# INFORMATION SUPPLIED
┏━━

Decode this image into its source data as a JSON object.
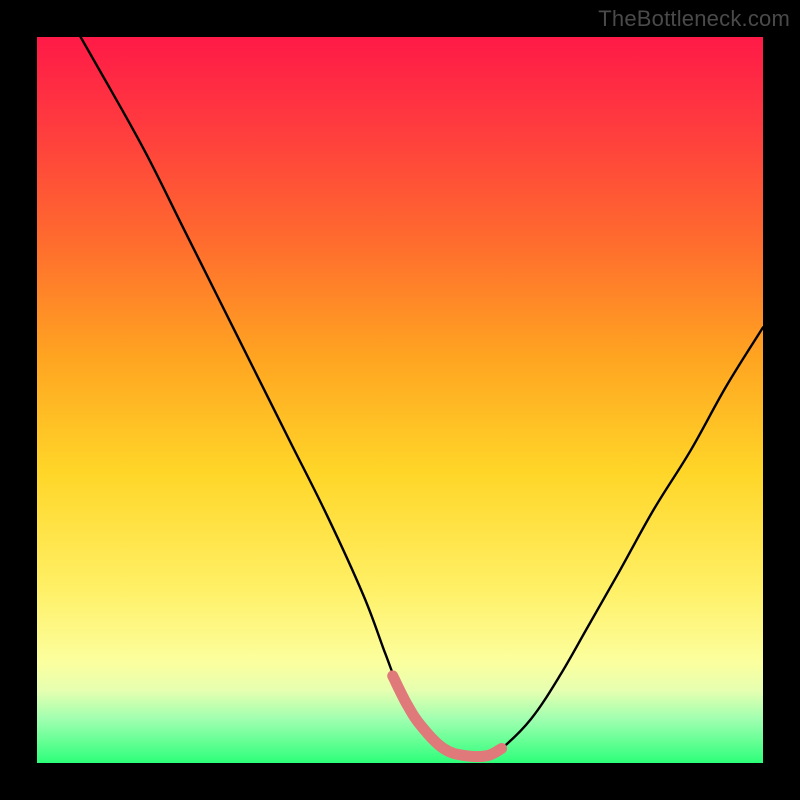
{
  "watermark": "TheBottleneck.com",
  "chart_data": {
    "type": "line",
    "title": "",
    "xlabel": "",
    "ylabel": "",
    "xlim": [
      0,
      100
    ],
    "ylim": [
      0,
      100
    ],
    "grid": false,
    "legend": false,
    "gradient_stops": [
      {
        "pos": 0,
        "color": "#ff1a47"
      },
      {
        "pos": 12,
        "color": "#ff3a3f"
      },
      {
        "pos": 28,
        "color": "#ff6b2e"
      },
      {
        "pos": 44,
        "color": "#ffa421"
      },
      {
        "pos": 60,
        "color": "#ffd628"
      },
      {
        "pos": 76,
        "color": "#fff066"
      },
      {
        "pos": 86,
        "color": "#fcff9e"
      },
      {
        "pos": 90,
        "color": "#e6ffb0"
      },
      {
        "pos": 94,
        "color": "#9fffb0"
      },
      {
        "pos": 100,
        "color": "#2dff7a"
      }
    ],
    "series": [
      {
        "name": "bottleneck-curve",
        "color": "#000000",
        "x": [
          6,
          10,
          15,
          20,
          25,
          30,
          35,
          40,
          45,
          48,
          50,
          53,
          56,
          59,
          62,
          64,
          68,
          72,
          76,
          80,
          85,
          90,
          95,
          100
        ],
        "y": [
          100,
          93,
          84,
          74,
          64,
          54,
          44,
          34,
          23,
          15,
          10,
          5,
          2,
          1,
          1,
          2,
          6,
          12,
          19,
          26,
          35,
          43,
          52,
          60
        ]
      },
      {
        "name": "highlight-segment",
        "color": "#e07a7a",
        "x": [
          49,
          51,
          53,
          56,
          59,
          62,
          64
        ],
        "y": [
          12,
          8,
          5,
          2,
          1,
          1,
          2
        ]
      }
    ],
    "annotations": []
  }
}
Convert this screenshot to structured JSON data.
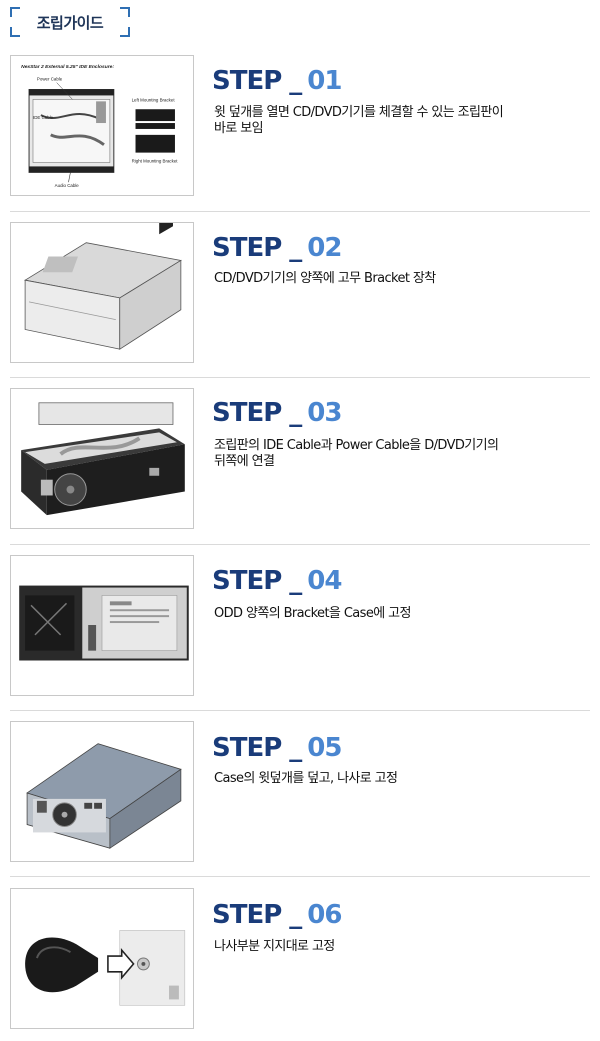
{
  "header": {
    "title": "조립가이드"
  },
  "steps": [
    {
      "keyword": "STEP",
      "sep": "_",
      "number": "01",
      "lines": [
        "윗 덮개를 열면 CD/DVD기기를 체결할 수 있는 조립판이",
        "바로 보임"
      ],
      "figure": {
        "title": "NexStar 2 External 5.25\" IDE Enclosure:",
        "labels": [
          "Power Cable",
          "IDE Cable",
          "Audio Cable",
          "Left Mounting Bracket",
          "Right Mounting Bracket"
        ]
      }
    },
    {
      "keyword": "STEP",
      "sep": "_",
      "number": "02",
      "lines": [
        "CD/DVD기기의 양쪽에 고무 Bracket 장착"
      ]
    },
    {
      "keyword": "STEP",
      "sep": "_",
      "number": "03",
      "lines": [
        "조립판의 IDE Cable과 Power Cable을  D/DVD기기의",
        "뒤쪽에 연결"
      ]
    },
    {
      "keyword": "STEP",
      "sep": "_",
      "number": "04",
      "lines": [
        "ODD 양쪽의 Bracket을  Case에 고정"
      ]
    },
    {
      "keyword": "STEP",
      "sep": "_",
      "number": "05",
      "lines": [
        "Case의 윗덮개를 덮고, 나사로 고정"
      ]
    },
    {
      "keyword": "STEP",
      "sep": "_",
      "number": "06",
      "lines": [
        "나사부분 지지대로 고정"
      ]
    }
  ],
  "colors": {
    "title_dark": "#1a3c7a",
    "title_number": "#4a86d0",
    "header_bracket": "#2f6fb3"
  }
}
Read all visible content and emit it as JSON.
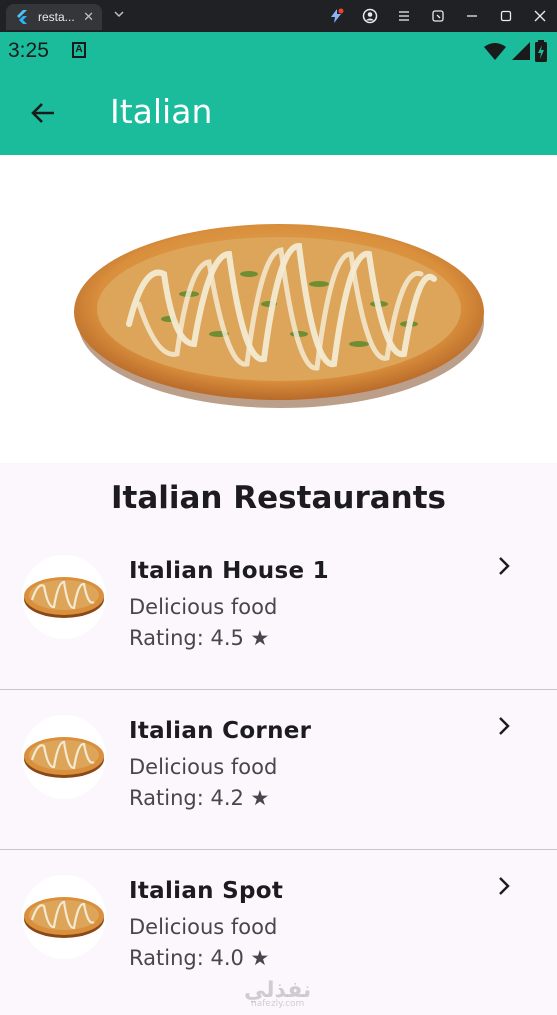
{
  "browser": {
    "tab_title": "resta...",
    "tab_close": "✕",
    "colors": {
      "bar": "#202124",
      "tab": "#35363a"
    }
  },
  "status": {
    "time": "3:25",
    "notif_letter": "A"
  },
  "app_bar": {
    "title": "Italian",
    "color": "#1abc9c"
  },
  "section": {
    "title": "Italian Restaurants"
  },
  "restaurants": [
    {
      "name": "Italian House 1",
      "subtitle": "Delicious food",
      "rating": "Rating: 4.5 ★"
    },
    {
      "name": "Italian Corner",
      "subtitle": "Delicious food",
      "rating": "Rating: 4.2 ★"
    },
    {
      "name": "Italian Spot",
      "subtitle": "Delicious food",
      "rating": "Rating: 4.0 ★"
    }
  ],
  "watermark": {
    "line1": "نفذلي",
    "line2": "nafezly.com"
  },
  "icons": [
    "flutter-icon",
    "chevron-down-icon",
    "extension-icon",
    "profile-icon",
    "menu-icon",
    "cast-icon",
    "minimize-icon",
    "maximize-icon",
    "close-icon",
    "wifi-icon",
    "signal-icon",
    "battery-icon",
    "back-arrow-icon",
    "chevron-right-icon"
  ]
}
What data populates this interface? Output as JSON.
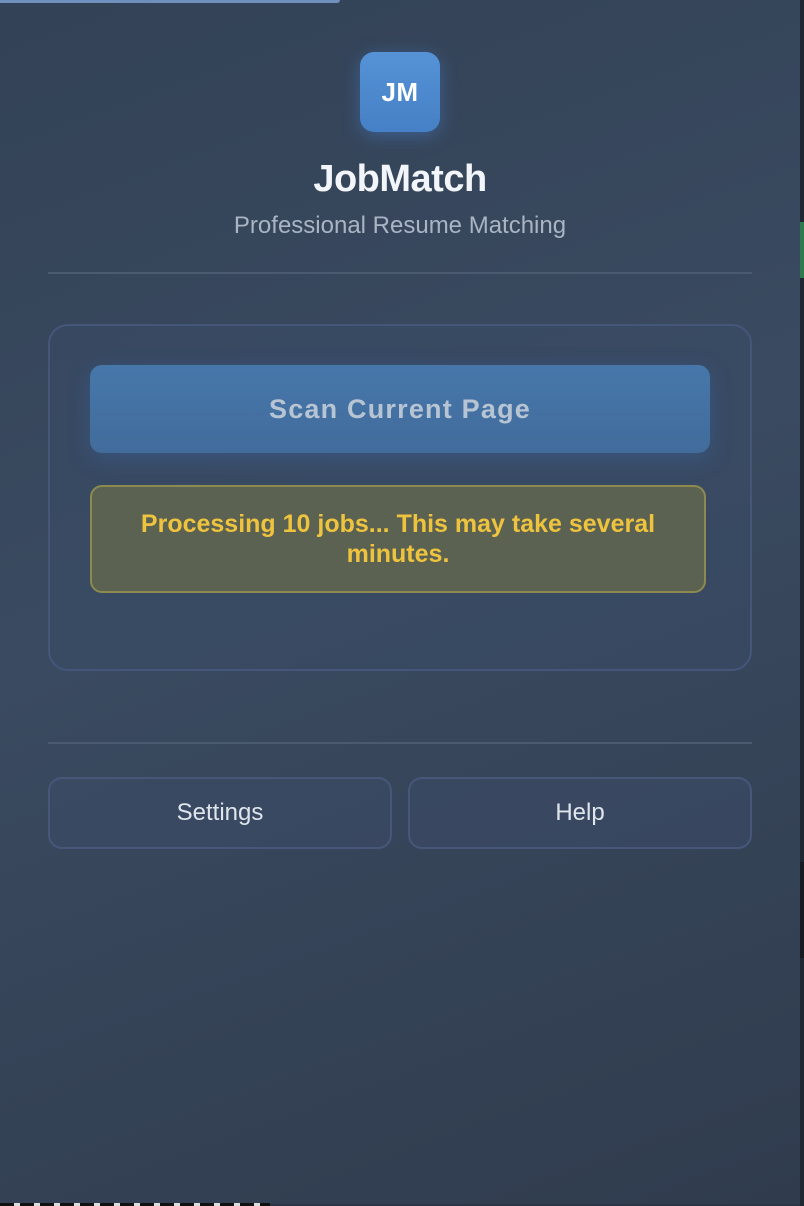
{
  "app": {
    "logo_text": "JM",
    "title": "JobMatch",
    "subtitle": "Professional Resume Matching"
  },
  "actions": {
    "scan_label": "Scan Current Page"
  },
  "status": {
    "message": "Processing 10 jobs... This may take several minutes.",
    "color": "#eec33e"
  },
  "footer": {
    "settings_label": "Settings",
    "help_label": "Help"
  },
  "colors": {
    "accent": "#4a85cc",
    "background": "#354459"
  }
}
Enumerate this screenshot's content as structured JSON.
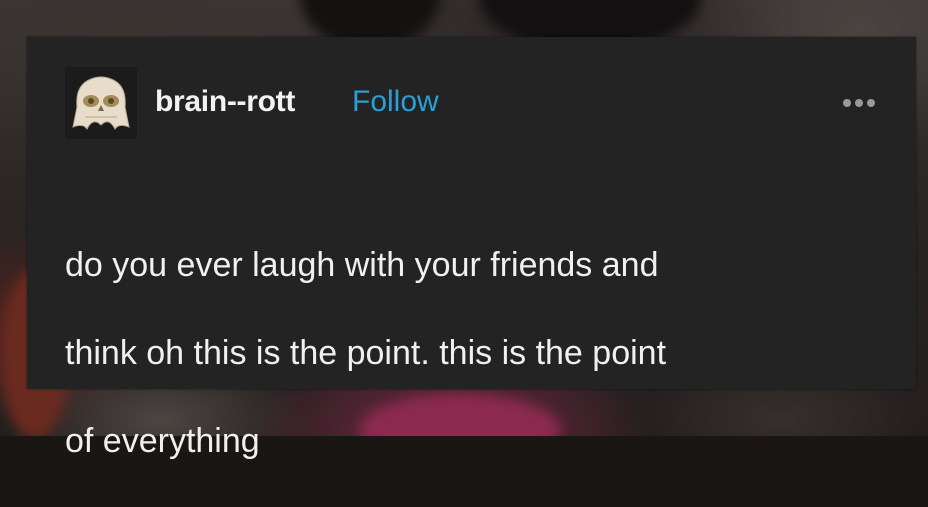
{
  "background": {
    "description_colors": [
      "#3b3634",
      "#241f1e",
      "#8c2a4f",
      "#6a2a20"
    ]
  },
  "post": {
    "card_color": "#232323",
    "avatar_icon": "skull-avatar-icon",
    "username": "brain--rott",
    "follow_label": "Follow",
    "follow_color": "#2a9fd6",
    "more_icon": "more-options-icon",
    "body_lines": [
      "do you ever laugh with your friends and",
      "think oh this is the point. this is the point",
      "of everything"
    ]
  }
}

┗━━

# STATED PROBLEM
Lines that hold the word "JSON" are the ones to return, every one of them.

# FULL SOLUTION
Decode this image into its source data as a JSON object.
Convert this screenshot to structured JSON data.
Read all visible content and emit it as JSON.
What data populates this interface? Output as JSON.
Enumerate this screenshot's content as structured JSON.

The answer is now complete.